→ Written request:
Write out each line of the listing as it stands, without the images.

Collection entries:
++++++
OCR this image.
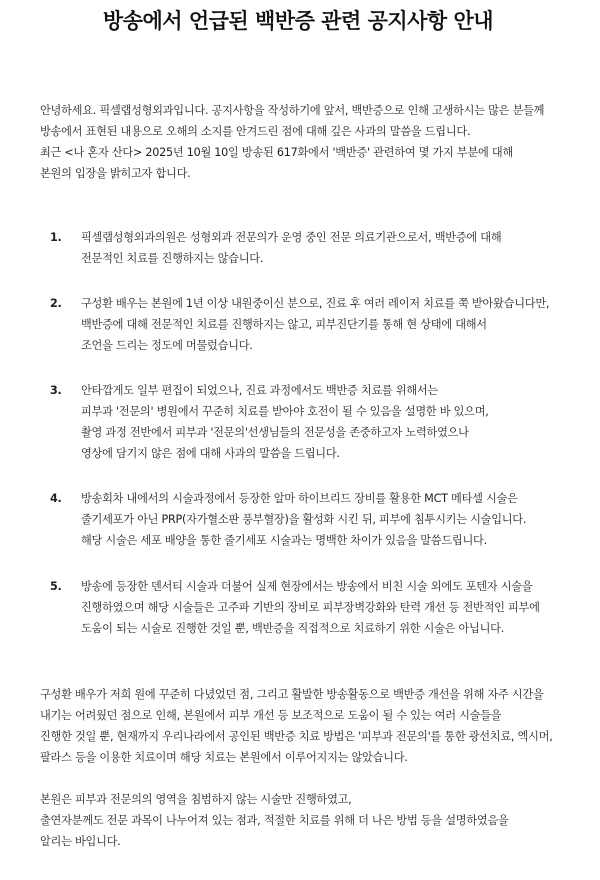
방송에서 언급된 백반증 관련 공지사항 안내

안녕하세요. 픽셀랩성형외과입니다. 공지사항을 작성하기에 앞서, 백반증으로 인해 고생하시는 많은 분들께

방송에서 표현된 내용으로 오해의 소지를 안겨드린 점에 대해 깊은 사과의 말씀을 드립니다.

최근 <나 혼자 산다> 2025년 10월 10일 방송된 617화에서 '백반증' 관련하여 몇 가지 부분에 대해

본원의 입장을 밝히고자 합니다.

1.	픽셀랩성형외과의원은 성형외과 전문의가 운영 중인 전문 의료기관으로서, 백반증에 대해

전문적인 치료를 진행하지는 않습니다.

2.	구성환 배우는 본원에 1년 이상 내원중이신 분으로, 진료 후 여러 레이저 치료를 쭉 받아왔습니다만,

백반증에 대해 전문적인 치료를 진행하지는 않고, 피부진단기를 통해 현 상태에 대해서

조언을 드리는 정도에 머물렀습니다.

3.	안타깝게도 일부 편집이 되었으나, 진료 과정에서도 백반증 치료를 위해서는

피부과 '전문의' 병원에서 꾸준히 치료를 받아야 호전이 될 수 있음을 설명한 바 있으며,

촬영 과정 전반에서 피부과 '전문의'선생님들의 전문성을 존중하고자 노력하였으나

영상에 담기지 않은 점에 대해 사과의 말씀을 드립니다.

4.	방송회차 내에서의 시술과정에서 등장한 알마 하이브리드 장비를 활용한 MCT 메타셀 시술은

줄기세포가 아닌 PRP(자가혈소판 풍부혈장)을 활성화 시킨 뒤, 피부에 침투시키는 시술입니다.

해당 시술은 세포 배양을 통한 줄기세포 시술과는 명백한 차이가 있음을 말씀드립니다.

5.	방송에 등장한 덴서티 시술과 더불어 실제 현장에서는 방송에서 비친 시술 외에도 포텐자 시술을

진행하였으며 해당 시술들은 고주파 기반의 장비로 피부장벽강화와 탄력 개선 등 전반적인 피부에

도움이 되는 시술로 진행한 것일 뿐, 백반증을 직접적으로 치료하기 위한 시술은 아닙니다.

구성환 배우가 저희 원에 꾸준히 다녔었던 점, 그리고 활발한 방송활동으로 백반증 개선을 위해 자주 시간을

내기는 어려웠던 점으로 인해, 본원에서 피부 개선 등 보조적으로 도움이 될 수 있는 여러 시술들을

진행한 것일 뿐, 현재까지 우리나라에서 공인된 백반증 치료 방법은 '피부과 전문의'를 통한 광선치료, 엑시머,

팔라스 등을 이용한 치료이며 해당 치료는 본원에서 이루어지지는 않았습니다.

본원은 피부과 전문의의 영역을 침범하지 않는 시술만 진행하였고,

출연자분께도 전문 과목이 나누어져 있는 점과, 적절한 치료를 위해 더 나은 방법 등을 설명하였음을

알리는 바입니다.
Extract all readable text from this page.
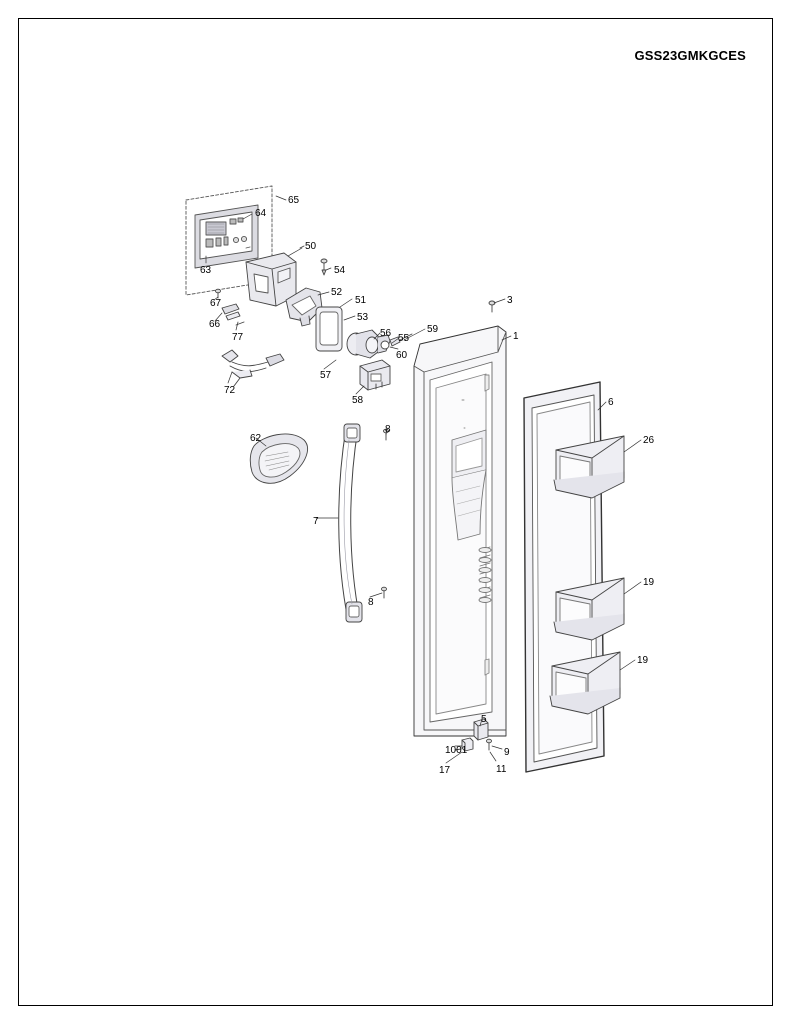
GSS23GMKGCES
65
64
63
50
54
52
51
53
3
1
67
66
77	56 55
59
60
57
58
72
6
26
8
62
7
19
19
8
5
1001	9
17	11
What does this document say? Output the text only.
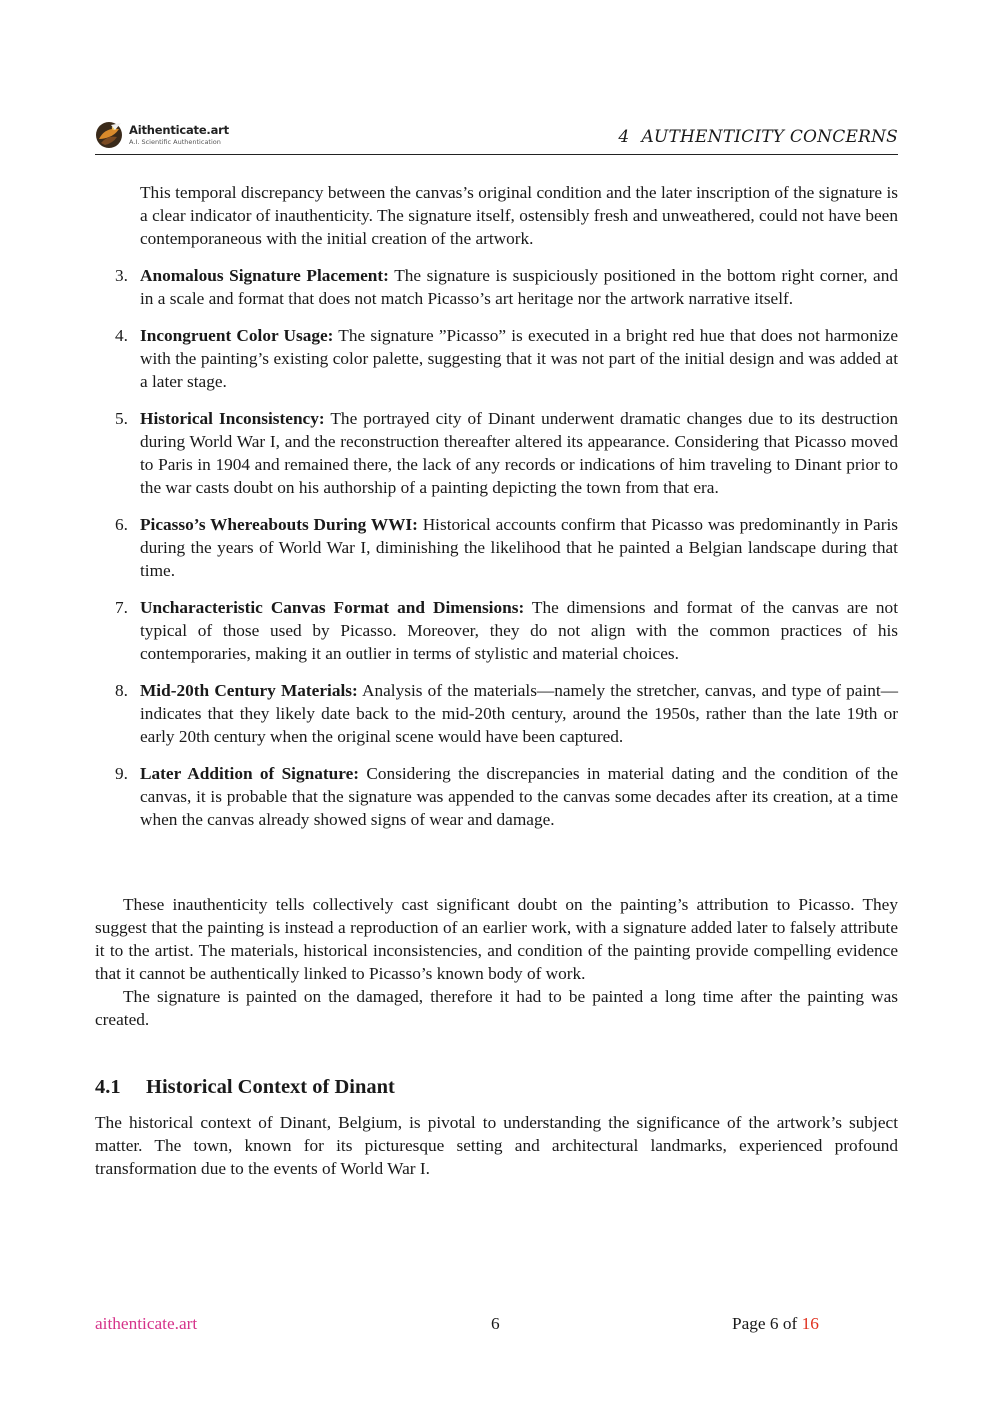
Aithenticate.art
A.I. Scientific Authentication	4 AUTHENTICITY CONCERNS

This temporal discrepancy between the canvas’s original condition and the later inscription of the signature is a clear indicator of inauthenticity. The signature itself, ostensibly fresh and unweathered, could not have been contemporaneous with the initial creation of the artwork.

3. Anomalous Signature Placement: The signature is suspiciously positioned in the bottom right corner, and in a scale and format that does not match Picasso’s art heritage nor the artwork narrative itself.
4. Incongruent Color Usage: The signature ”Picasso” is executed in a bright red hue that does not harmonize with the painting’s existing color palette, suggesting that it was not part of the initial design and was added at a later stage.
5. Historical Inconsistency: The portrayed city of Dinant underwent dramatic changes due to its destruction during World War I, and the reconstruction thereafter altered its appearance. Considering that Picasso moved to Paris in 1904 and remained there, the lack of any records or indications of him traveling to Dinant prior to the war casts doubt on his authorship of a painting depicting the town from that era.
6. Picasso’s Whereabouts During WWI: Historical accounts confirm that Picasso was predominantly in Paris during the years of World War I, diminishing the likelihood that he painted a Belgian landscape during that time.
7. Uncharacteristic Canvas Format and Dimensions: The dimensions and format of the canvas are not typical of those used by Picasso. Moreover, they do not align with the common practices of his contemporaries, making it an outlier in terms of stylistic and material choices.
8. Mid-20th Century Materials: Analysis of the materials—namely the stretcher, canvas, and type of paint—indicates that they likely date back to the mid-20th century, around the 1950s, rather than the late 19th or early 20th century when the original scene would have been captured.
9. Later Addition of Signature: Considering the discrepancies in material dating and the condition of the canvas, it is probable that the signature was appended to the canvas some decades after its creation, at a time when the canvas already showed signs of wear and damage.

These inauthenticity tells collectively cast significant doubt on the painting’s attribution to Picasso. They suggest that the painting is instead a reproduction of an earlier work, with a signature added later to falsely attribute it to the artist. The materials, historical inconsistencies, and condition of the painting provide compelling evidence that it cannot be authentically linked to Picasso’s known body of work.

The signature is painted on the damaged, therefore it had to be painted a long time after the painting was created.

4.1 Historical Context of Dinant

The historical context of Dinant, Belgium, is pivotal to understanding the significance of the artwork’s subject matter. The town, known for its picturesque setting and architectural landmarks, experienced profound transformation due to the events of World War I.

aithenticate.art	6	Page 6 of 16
++++++
→ Task output:
OCR this image.
방송에서 언급된 백반증 관련 공지사항 안내

안녕하세요. 픽셀랩성형외과입니다. 공지사항을 작성하기에 앞서, 백반증으로 인해 고생하시는 많은 분들께

방송에서 표현된 내용으로 오해의 소지를 안겨드린 점에 대해 깊은 사과의 말씀을 드립니다.

최근 <나 혼자 산다> 2025년 10월 10일 방송된 617화에서 '백반증' 관련하여 몇 가지 부분에 대해

본원의 입장을 밝히고자 합니다.

1.	픽셀랩성형외과의원은 성형외과 전문의가 운영 중인 전문 의료기관으로서, 백반증에 대해

전문적인 치료를 진행하지는 않습니다.

2.	구성환 배우는 본원에 1년 이상 내원중이신 분으로, 진료 후 여러 레이저 치료를 쭉 받아왔습니다만,

백반증에 대해 전문적인 치료를 진행하지는 않고, 피부진단기를 통해 현 상태에 대해서

조언을 드리는 정도에 머물렀습니다.

3.	안타깝게도 일부 편집이 되었으나, 진료 과정에서도 백반증 치료를 위해서는

피부과 '전문의' 병원에서 꾸준히 치료를 받아야 호전이 될 수 있음을 설명한 바 있으며,

촬영 과정 전반에서 피부과 '전문의'선생님들의 전문성을 존중하고자 노력하였으나

영상에 담기지 않은 점에 대해 사과의 말씀을 드립니다.

4.	방송회차 내에서의 시술과정에서 등장한 알마 하이브리드 장비를 활용한 MCT 메타셀 시술은

줄기세포가 아닌 PRP(자가혈소판 풍부혈장)을 활성화 시킨 뒤, 피부에 침투시키는 시술입니다.

해당 시술은 세포 배양을 통한 줄기세포 시술과는 명백한 차이가 있음을 말씀드립니다.

5.	방송에 등장한 덴서티 시술과 더불어 실제 현장에서는 방송에서 비친 시술 외에도 포텐자 시술을

진행하였으며 해당 시술들은 고주파 기반의 장비로 피부장벽강화와 탄력 개선 등 전반적인 피부에

도움이 되는 시술로 진행한 것일 뿐, 백반증을 직접적으로 치료하기 위한 시술은 아닙니다.

구성환 배우가 저희 원에 꾸준히 다녔었던 점, 그리고 활발한 방송활동으로 백반증 개선을 위해 자주 시간을

내기는 어려웠던 점으로 인해, 본원에서 피부 개선 등 보조적으로 도움이 될 수 있는 여러 시술들을

진행한 것일 뿐, 현재까지 우리나라에서 공인된 백반증 치료 방법은 '피부과 전문의'를 통한 광선치료, 엑시머,

팔라스 등을 이용한 치료이며 해당 치료는 본원에서 이루어지지는 않았습니다.

본원은 피부과 전문의의 영역을 침범하지 않는 시술만 진행하였고,

출연자분께도 전문 과목이 나누어져 있는 점과, 적절한 치료를 위해 더 나은 방법 등을 설명하였음을

알리는 바입니다.
Extract all readable text from this page.
GSS23GMKGCES
65
64
63
50
54
52
51
53
3
1
67
66
77	56 55
59
60
57
58
72
6
26
8
62
7
19
19
8
5
1001	9
17	11
What does this document say? Output the text only.
Aithenticate.art
A.I. Scientific Authentication	4 AUTHENTICITY CONCERNS

This temporal discrepancy between the canvas’s original condition and the later inscription of the signature is a clear indicator of inauthenticity. The signature itself, ostensibly fresh and unweathered, could not have been contemporaneous with the initial creation of the artwork.

3. Anomalous Signature Placement: The signature is suspiciously positioned in the bottom right corner, and in a scale and format that does not match Picasso’s art heritage nor the artwork narrative itself.
4. Incongruent Color Usage: The signature ”Picasso” is executed in a bright red hue that does not harmonize with the painting’s existing color palette, suggesting that it was not part of the initial design and was added at a later stage.
5. Historical Inconsistency: The portrayed city of Dinant underwent dramatic changes due to its destruction during World War I, and the reconstruction thereafter altered its appearance. Considering that Picasso moved to Paris in 1904 and remained there, the lack of any records or indications of him traveling to Dinant prior to the war casts doubt on his authorship of a painting depicting the town from that era.
6. Picasso’s Whereabouts During WWI: Historical accounts confirm that Picasso was predominantly in Paris during the years of World War I, diminishing the likelihood that he painted a Belgian landscape during that time.
7. Uncharacteristic Canvas Format and Dimensions: The dimensions and format of the canvas are not typical of those used by Picasso. Moreover, they do not align with the common practices of his contemporaries, making it an outlier in terms of stylistic and material choices.
8. Mid-20th Century Materials: Analysis of the materials—namely the stretcher, canvas, and type of paint—indicates that they likely date back to the mid-20th century, around the 1950s, rather than the late 19th or early 20th century when the original scene would have been captured.
9. Later Addition of Signature: Considering the discrepancies in material dating and the condition of the canvas, it is probable that the signature was appended to the canvas some decades after its creation, at a time when the canvas already showed signs of wear and damage.

These inauthenticity tells collectively cast significant doubt on the painting’s attribution to Picasso. They suggest that the painting is instead a reproduction of an earlier work, with a signature added later to falsely attribute it to the artist. The materials, historical inconsistencies, and condition of the painting provide compelling evidence that it cannot be authentically linked to Picasso’s known body of work.

The signature is painted on the damaged, therefore it had to be painted a long time after the painting was created.

4.1 Historical Context of Dinant

The historical context of Dinant, Belgium, is pivotal to understanding the significance of the artwork’s subject matter. The town, known for its picturesque setting and architectural landmarks, experienced profound transformation due to the events of World War I.

aithenticate.art	6	Page 6 of 16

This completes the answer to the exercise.